── Input
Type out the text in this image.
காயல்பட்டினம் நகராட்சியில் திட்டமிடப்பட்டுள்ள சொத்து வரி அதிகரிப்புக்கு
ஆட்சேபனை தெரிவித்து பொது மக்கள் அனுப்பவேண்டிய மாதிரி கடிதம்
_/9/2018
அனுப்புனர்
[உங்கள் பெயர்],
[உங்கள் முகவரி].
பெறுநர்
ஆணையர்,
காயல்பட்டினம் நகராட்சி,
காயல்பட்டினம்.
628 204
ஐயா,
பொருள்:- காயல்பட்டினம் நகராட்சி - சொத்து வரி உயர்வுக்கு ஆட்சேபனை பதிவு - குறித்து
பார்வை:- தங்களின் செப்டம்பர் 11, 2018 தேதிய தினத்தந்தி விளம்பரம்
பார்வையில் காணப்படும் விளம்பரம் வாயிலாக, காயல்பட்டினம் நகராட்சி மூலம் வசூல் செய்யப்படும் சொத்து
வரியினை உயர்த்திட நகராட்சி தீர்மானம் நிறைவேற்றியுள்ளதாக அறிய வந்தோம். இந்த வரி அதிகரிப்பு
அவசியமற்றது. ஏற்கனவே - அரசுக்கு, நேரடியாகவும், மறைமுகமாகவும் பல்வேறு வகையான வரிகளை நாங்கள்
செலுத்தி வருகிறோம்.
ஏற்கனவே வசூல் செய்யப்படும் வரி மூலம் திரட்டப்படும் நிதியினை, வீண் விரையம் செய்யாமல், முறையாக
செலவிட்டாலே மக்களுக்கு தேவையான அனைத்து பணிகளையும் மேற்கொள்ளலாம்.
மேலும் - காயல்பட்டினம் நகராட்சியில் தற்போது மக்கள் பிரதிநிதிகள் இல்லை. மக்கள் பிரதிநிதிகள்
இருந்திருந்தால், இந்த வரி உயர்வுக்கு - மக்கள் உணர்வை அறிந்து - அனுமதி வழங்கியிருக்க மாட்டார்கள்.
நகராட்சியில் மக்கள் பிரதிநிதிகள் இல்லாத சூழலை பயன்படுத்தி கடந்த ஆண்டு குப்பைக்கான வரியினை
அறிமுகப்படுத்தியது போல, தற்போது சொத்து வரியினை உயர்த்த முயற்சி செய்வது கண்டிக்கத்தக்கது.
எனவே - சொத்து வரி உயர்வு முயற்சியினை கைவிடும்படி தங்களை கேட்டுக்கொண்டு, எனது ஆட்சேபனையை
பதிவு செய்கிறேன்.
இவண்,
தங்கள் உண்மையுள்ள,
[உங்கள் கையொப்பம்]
────
◆ **Goal**: Copy each record from above without leaving any out.

◆ **Task response**:
Type out the text in this image.
காயல்பட்டினம் நகராட்சியில் திட்டமிடப்பட்டுள்ள சொத்து வரி அதிகரிப்புக்கு
ஆட்சேபனை தெரிவித்து பொது மக்கள் அனுப்பவேண்டிய மாதிரி கடிதம்
_/9/2018
அனுப்புனர்
[உங்கள் பெயர்],
[உங்கள் முகவரி].
பெறுநர்
ஆணையர்,
காயல்பட்டினம் நகராட்சி,
காயல்பட்டினம்.
628 204
ஐயா,
பொருள்:- காயல்பட்டினம் நகராட்சி - சொத்து வரி உயர்வுக்கு ஆட்சேபனை பதிவு - குறித்து
பார்வை:- தங்களின் செப்டம்பர் 11, 2018 தேதிய தினத்தந்தி விளம்பரம்
பார்வையில் காணப்படும் விளம்பரம் வாயிலாக, காயல்பட்டினம் நகராட்சி மூலம் வசூல் செய்யப்படும் சொத்து
வரியினை உயர்த்திட நகராட்சி தீர்மானம் நிறைவேற்றியுள்ளதாக அறிய வந்தோம். இந்த வரி அதிகரிப்பு
அவசியமற்றது. ஏற்கனவே - அரசுக்கு, நேரடியாகவும், மறைமுகமாகவும் பல்வேறு வகையான வரிகளை நாங்கள்
செலுத்தி வருகிறோம்.
ஏற்கனவே வசூல் செய்யப்படும் வரி மூலம் திரட்டப்படும் நிதியினை, வீண் விரையம் செய்யாமல், முறையாக
செலவிட்டாலே மக்களுக்கு தேவையான அனைத்து பணிகளையும் மேற்கொள்ளலாம்.
மேலும் - காயல்பட்டினம் நகராட்சியில் தற்போது மக்கள் பிரதிநிதிகள் இல்லை. மக்கள் பிரதிநிதிகள்
இருந்திருந்தால், இந்த வரி உயர்வுக்கு - மக்கள் உணர்வை அறிந்து - அனுமதி வழங்கியிருக்க மாட்டார்கள்.
நகராட்சியில் மக்கள் பிரதிநிதிகள் இல்லாத சூழலை பயன்படுத்தி கடந்த ஆண்டு குப்பைக்கான வரியினை
அறிமுகப்படுத்தியது போல, தற்போது சொத்து வரியினை உயர்த்த முயற்சி செய்வது கண்டிக்கத்தக்கது.
எனவே - சொத்து வரி உயர்வு முயற்சியினை கைவிடும்படி தங்களை கேட்டுக்கொண்டு, எனது ஆட்சேபனையை
பதிவு செய்கிறேன்.
இவண்,
தங்கள் உண்மையுள்ள,
[உங்கள் கையொப்பம்]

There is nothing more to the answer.